*** SUPPLIED ENTRIES ***

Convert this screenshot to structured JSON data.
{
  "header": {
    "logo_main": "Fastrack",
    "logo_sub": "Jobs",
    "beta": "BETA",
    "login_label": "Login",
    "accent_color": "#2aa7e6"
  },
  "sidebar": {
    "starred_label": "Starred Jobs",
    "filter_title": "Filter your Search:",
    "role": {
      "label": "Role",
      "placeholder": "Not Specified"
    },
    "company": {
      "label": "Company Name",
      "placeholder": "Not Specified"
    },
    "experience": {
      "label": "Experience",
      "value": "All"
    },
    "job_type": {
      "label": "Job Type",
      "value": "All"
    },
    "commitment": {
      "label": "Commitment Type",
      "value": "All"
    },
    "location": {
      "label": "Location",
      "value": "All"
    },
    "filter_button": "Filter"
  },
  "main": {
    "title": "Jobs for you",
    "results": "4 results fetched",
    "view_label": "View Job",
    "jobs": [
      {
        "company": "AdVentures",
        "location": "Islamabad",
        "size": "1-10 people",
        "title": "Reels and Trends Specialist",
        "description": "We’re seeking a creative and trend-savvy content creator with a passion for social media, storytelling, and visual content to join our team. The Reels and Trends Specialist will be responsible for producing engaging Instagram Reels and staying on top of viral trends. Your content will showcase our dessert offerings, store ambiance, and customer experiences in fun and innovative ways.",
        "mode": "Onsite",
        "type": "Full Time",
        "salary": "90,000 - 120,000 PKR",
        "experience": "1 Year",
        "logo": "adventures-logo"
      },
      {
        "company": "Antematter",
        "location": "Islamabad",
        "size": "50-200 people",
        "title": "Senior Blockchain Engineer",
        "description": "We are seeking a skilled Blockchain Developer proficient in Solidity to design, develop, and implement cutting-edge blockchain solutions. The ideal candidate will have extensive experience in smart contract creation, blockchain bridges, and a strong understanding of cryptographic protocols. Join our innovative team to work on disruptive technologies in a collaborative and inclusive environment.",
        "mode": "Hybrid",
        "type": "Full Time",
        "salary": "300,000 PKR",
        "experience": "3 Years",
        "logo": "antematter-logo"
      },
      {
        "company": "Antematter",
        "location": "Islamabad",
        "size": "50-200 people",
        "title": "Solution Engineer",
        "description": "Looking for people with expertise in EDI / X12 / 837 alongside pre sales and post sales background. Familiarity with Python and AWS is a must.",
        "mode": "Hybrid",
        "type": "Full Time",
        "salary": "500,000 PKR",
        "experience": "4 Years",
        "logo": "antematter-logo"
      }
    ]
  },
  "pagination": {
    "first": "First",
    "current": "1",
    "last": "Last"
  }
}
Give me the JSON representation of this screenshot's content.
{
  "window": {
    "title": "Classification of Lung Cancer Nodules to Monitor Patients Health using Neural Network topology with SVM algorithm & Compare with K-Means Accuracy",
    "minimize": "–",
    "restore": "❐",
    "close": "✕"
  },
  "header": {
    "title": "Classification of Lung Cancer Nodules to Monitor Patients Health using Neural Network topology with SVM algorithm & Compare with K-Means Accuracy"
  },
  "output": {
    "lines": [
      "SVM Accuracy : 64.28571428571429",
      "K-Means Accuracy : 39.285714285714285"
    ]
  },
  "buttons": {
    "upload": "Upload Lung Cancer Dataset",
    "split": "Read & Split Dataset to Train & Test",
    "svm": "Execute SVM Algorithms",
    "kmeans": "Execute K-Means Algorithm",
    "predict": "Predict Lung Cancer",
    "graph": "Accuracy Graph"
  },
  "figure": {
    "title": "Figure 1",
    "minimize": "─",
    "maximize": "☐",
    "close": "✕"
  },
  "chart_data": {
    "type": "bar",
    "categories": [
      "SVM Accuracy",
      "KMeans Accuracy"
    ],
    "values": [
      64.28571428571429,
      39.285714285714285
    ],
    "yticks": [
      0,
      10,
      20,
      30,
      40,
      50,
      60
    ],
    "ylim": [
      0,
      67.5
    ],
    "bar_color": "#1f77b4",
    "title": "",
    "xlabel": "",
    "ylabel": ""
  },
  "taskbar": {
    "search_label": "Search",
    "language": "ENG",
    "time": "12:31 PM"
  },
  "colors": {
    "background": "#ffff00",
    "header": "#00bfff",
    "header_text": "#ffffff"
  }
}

*** End of SUPPLIED ENTRIES ***

→ PROBLEM TO WORK ON:
Each record above is to be printed again exactly as written.

→ EXPECTED ANSWER:
Convert this screenshot to structured JSON data.
{
  "header": {
    "logo_main": "Fastrack",
    "logo_sub": "Jobs",
    "beta": "BETA",
    "login_label": "Login",
    "accent_color": "#2aa7e6"
  },
  "sidebar": {
    "starred_label": "Starred Jobs",
    "filter_title": "Filter your Search:",
    "role": {
      "label": "Role",
      "placeholder": "Not Specified"
    },
    "company": {
      "label": "Company Name",
      "placeholder": "Not Specified"
    },
    "experience": {
      "label": "Experience",
      "value": "All"
    },
    "job_type": {
      "label": "Job Type",
      "value": "All"
    },
    "commitment": {
      "label": "Commitment Type",
      "value": "All"
    },
    "location": {
      "label": "Location",
      "value": "All"
    },
    "filter_button": "Filter"
  },
  "main": {
    "title": "Jobs for you",
    "results": "4 results fetched",
    "view_label": "View Job",
    "jobs": [
      {
        "company": "AdVentures",
        "location": "Islamabad",
        "size": "1-10 people",
        "title": "Reels and Trends Specialist",
        "description": "We’re seeking a creative and trend-savvy content creator with a passion for social media, storytelling, and visual content to join our team. The Reels and Trends Specialist will be responsible for producing engaging Instagram Reels and staying on top of viral trends. Your content will showcase our dessert offerings, store ambiance, and customer experiences in fun and innovative ways.",
        "mode": "Onsite",
        "type": "Full Time",
        "salary": "90,000 - 120,000 PKR",
        "experience": "1 Year",
        "logo": "adventures-logo"
      },
      {
        "company": "Antematter",
        "location": "Islamabad",
        "size": "50-200 people",
        "title": "Senior Blockchain Engineer",
        "description": "We are seeking a skilled Blockchain Developer proficient in Solidity to design, develop, and implement cutting-edge blockchain solutions. The ideal candidate will have extensive experience in smart contract creation, blockchain bridges, and a strong understanding of cryptographic protocols. Join our innovative team to work on disruptive technologies in a collaborative and inclusive environment.",
        "mode": "Hybrid",
        "type": "Full Time",
        "salary": "300,000 PKR",
        "experience": "3 Years",
        "logo": "antematter-logo"
      },
      {
        "company": "Antematter",
        "location": "Islamabad",
        "size": "50-200 people",
        "title": "Solution Engineer",
        "description": "Looking for people with expertise in EDI / X12 / 837 alongside pre sales and post sales background. Familiarity with Python and AWS is a must.",
        "mode": "Hybrid",
        "type": "Full Time",
        "salary": "500,000 PKR",
        "experience": "4 Years",
        "logo": "antematter-logo"
      }
    ]
  },
  "pagination": {
    "first": "First",
    "current": "1",
    "last": "Last"
  }
}
Give me the JSON representation of this screenshot's content.
{
  "window": {
    "title": "Classification of Lung Cancer Nodules to Monitor Patients Health using Neural Network topology with SVM algorithm & Compare with K-Means Accuracy",
    "minimize": "–",
    "restore": "❐",
    "close": "✕"
  },
  "header": {
    "title": "Classification of Lung Cancer Nodules to Monitor Patients Health using Neural Network topology with SVM algorithm & Compare with K-Means Accuracy"
  },
  "output": {
    "lines": [
      "SVM Accuracy : 64.28571428571429",
      "K-Means Accuracy : 39.285714285714285"
    ]
  },
  "buttons": {
    "upload": "Upload Lung Cancer Dataset",
    "split": "Read & Split Dataset to Train & Test",
    "svm": "Execute SVM Algorithms",
    "kmeans": "Execute K-Means Algorithm",
    "predict": "Predict Lung Cancer",
    "graph": "Accuracy Graph"
  },
  "figure": {
    "title": "Figure 1",
    "minimize": "─",
    "maximize": "☐",
    "close": "✕"
  },
  "chart_data": {
    "type": "bar",
    "categories": [
      "SVM Accuracy",
      "KMeans Accuracy"
    ],
    "values": [
      64.28571428571429,
      39.285714285714285
    ],
    "yticks": [
      0,
      10,
      20,
      30,
      40,
      50,
      60
    ],
    "ylim": [
      0,
      67.5
    ],
    "bar_color": "#1f77b4",
    "title": "",
    "xlabel": "",
    "ylabel": ""
  },
  "taskbar": {
    "search_label": "Search",
    "language": "ENG",
    "time": "12:31 PM"
  },
  "colors": {
    "background": "#ffff00",
    "header": "#00bfff",
    "header_text": "#ffffff"
  }
}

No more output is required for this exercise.